**TASK INSTRUCTIONS**
Reproduce the data between the lines holding "- module-name: requests_oauthlib: [157, 278, 610, 332]" and "- module-name: requests: [210, 347, 424, 401]", inclusive, substituting "import-keyword" for "keyword-import" and leaving everything else unchanged.

**ROWS**
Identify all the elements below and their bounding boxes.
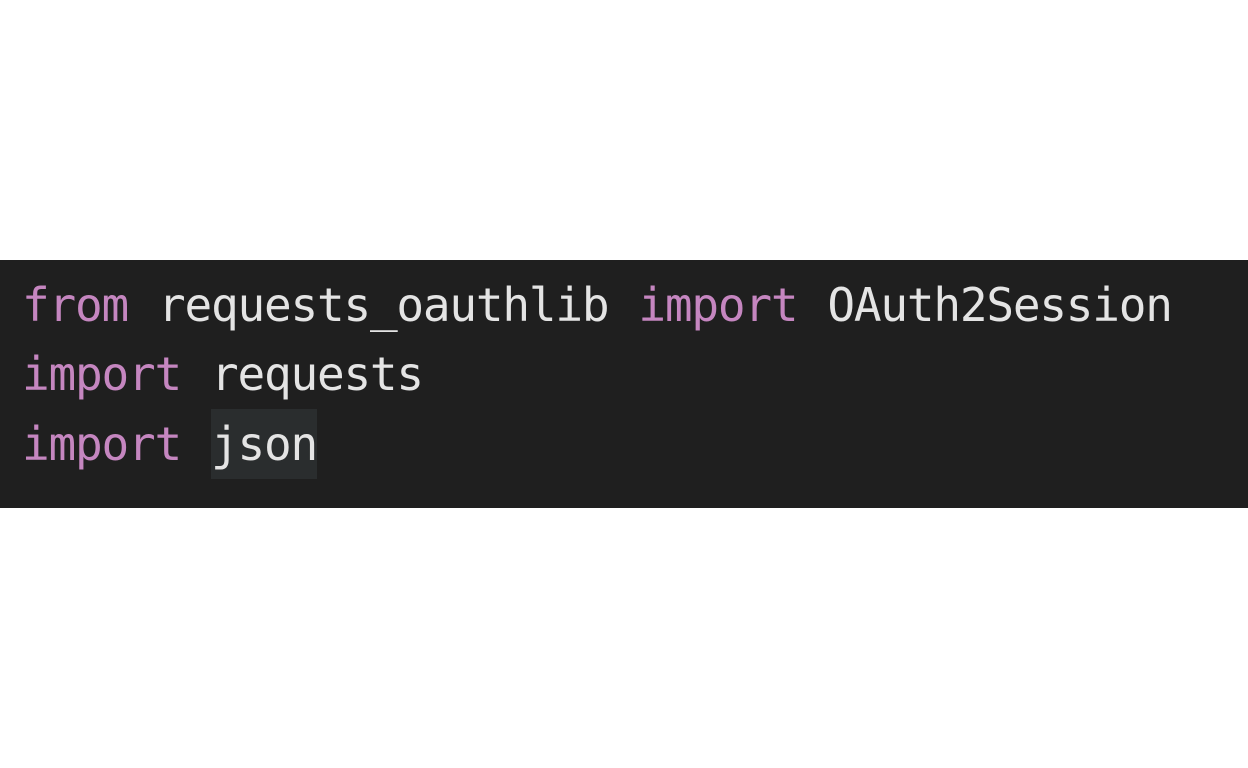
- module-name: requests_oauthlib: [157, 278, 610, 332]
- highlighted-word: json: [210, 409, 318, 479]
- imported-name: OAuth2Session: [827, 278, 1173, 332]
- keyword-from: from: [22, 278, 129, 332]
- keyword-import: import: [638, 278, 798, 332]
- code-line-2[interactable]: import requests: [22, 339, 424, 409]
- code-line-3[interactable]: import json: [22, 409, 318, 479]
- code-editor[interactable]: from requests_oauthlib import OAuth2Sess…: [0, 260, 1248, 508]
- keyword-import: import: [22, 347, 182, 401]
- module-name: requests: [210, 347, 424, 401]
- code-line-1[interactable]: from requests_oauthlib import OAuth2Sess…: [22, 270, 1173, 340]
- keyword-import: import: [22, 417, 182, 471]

**TASK RESULT**
- module-name: requests_oauthlib: [157, 278, 610, 332]
- highlighted-word: json: [210, 409, 318, 479]
- imported-name: OAuth2Session: [827, 278, 1173, 332]
- keyword-from: from: [22, 278, 129, 332]
- import-keyword: import: [638, 278, 798, 332]
- code-line-2[interactable]: import requests: [22, 339, 424, 409]
- code-line-3[interactable]: import json: [22, 409, 318, 479]
- code-editor[interactable]: from requests_oauthlib import OAuth2Sess…: [0, 260, 1248, 508]
- import-keyword: import: [22, 347, 182, 401]
- module-name: requests: [210, 347, 424, 401]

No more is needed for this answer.